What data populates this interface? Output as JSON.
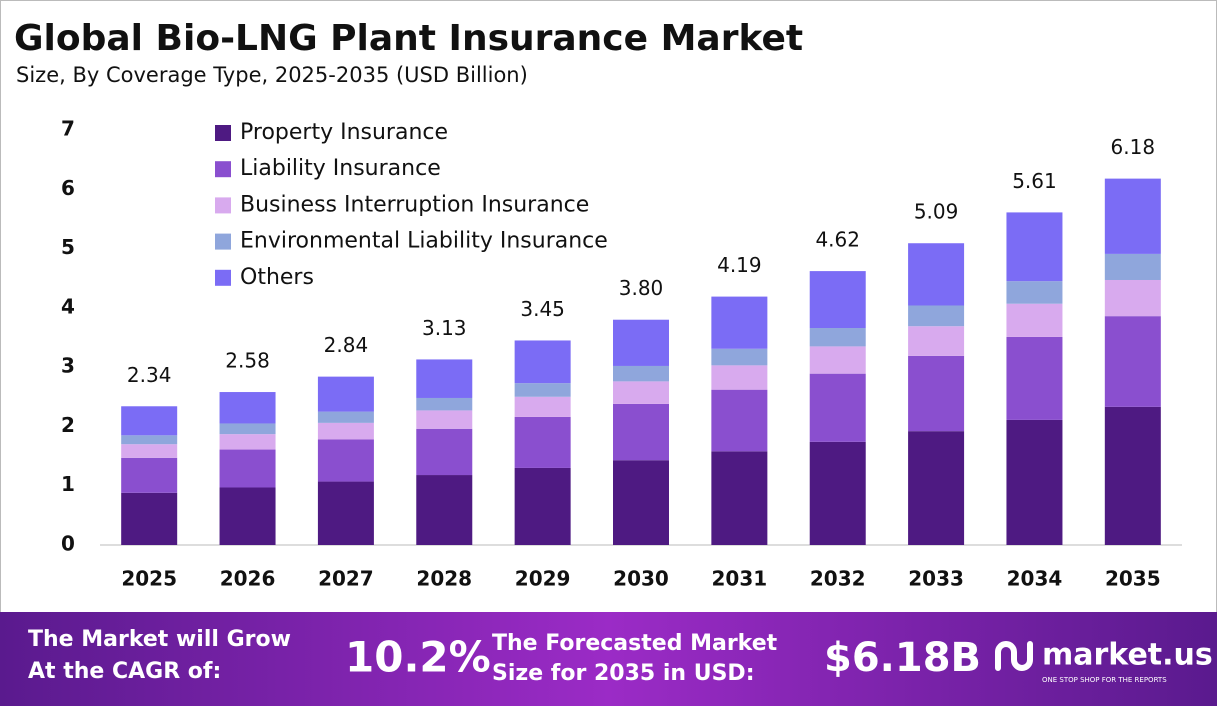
{
  "chart_data": {
    "type": "stacked-bar",
    "title": "Global Bio-LNG Plant Insurance Market",
    "subtitle": "Size, By Coverage Type, 2025-2035 (USD Billion)",
    "categories": [
      "2025",
      "2026",
      "2027",
      "2028",
      "2029",
      "2030",
      "2031",
      "2032",
      "2033",
      "2034",
      "2035"
    ],
    "series": [
      {
        "name": "Property Insurance",
        "color": "#4e1a82",
        "values": [
          0.88,
          0.97,
          1.07,
          1.18,
          1.3,
          1.43,
          1.58,
          1.74,
          1.92,
          2.11,
          2.33
        ]
      },
      {
        "name": "Liability Insurance",
        "color": "#8a4fcf",
        "values": [
          0.59,
          0.64,
          0.71,
          0.78,
          0.86,
          0.95,
          1.04,
          1.15,
          1.27,
          1.4,
          1.53
        ]
      },
      {
        "name": "Business Interruption Insurance",
        "color": "#d8aaee",
        "values": [
          0.23,
          0.26,
          0.28,
          0.31,
          0.34,
          0.38,
          0.41,
          0.46,
          0.5,
          0.56,
          0.61
        ]
      },
      {
        "name": "Environmental Liability Insurance",
        "color": "#8fa6dc",
        "values": [
          0.15,
          0.18,
          0.19,
          0.21,
          0.23,
          0.26,
          0.28,
          0.31,
          0.35,
          0.38,
          0.44
        ]
      },
      {
        "name": "Others",
        "color": "#7b6cf5",
        "values": [
          0.49,
          0.53,
          0.59,
          0.65,
          0.72,
          0.78,
          0.88,
          0.96,
          1.05,
          1.16,
          1.27
        ]
      }
    ],
    "total_labels": [
      "2.34",
      "2.58",
      "2.84",
      "3.13",
      "3.45",
      "3.80",
      "4.19",
      "4.62",
      "5.09",
      "5.61",
      "6.18"
    ],
    "ylim": [
      0,
      7
    ],
    "yticks": [
      0,
      1,
      2,
      3,
      4,
      5,
      6,
      7
    ],
    "grid": false,
    "legend": "top-left"
  },
  "footer": {
    "cagr_text": [
      "The Market will Grow",
      "At the CAGR of:"
    ],
    "cagr": "10.2%",
    "forecast_text": [
      "The Forecasted Market",
      "Size for 2035 in USD:"
    ],
    "forecast_value": "$6.18B",
    "brand": "market.us",
    "tagline": "ONE STOP SHOP FOR THE REPORTS"
  }
}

· · · ·

■ Task statement: Restate the entire listing word for word, excluding pictures.

■ Task answer:
What data populates this interface? Output as JSON.
{
  "chart_data": {
    "type": "stacked-bar",
    "title": "Global Bio-LNG Plant Insurance Market",
    "subtitle": "Size, By Coverage Type, 2025-2035 (USD Billion)",
    "categories": [
      "2025",
      "2026",
      "2027",
      "2028",
      "2029",
      "2030",
      "2031",
      "2032",
      "2033",
      "2034",
      "2035"
    ],
    "series": [
      {
        "name": "Property Insurance",
        "color": "#4e1a82",
        "values": [
          0.88,
          0.97,
          1.07,
          1.18,
          1.3,
          1.43,
          1.58,
          1.74,
          1.92,
          2.11,
          2.33
        ]
      },
      {
        "name": "Liability Insurance",
        "color": "#8a4fcf",
        "values": [
          0.59,
          0.64,
          0.71,
          0.78,
          0.86,
          0.95,
          1.04,
          1.15,
          1.27,
          1.4,
          1.53
        ]
      },
      {
        "name": "Business Interruption Insurance",
        "color": "#d8aaee",
        "values": [
          0.23,
          0.26,
          0.28,
          0.31,
          0.34,
          0.38,
          0.41,
          0.46,
          0.5,
          0.56,
          0.61
        ]
      },
      {
        "name": "Environmental Liability Insurance",
        "color": "#8fa6dc",
        "values": [
          0.15,
          0.18,
          0.19,
          0.21,
          0.23,
          0.26,
          0.28,
          0.31,
          0.35,
          0.38,
          0.44
        ]
      },
      {
        "name": "Others",
        "color": "#7b6cf5",
        "values": [
          0.49,
          0.53,
          0.59,
          0.65,
          0.72,
          0.78,
          0.88,
          0.96,
          1.05,
          1.16,
          1.27
        ]
      }
    ],
    "total_labels": [
      "2.34",
      "2.58",
      "2.84",
      "3.13",
      "3.45",
      "3.80",
      "4.19",
      "4.62",
      "5.09",
      "5.61",
      "6.18"
    ],
    "ylim": [
      0,
      7
    ],
    "yticks": [
      0,
      1,
      2,
      3,
      4,
      5,
      6,
      7
    ],
    "grid": false,
    "legend": "top-left"
  },
  "footer": {
    "cagr_text": [
      "The Market will Grow",
      "At the CAGR of:"
    ],
    "cagr": "10.2%",
    "forecast_text": [
      "The Forecasted Market",
      "Size for 2035 in USD:"
    ],
    "forecast_value": "$6.18B",
    "brand": "market.us",
    "tagline": "ONE STOP SHOP FOR THE REPORTS"
  }
}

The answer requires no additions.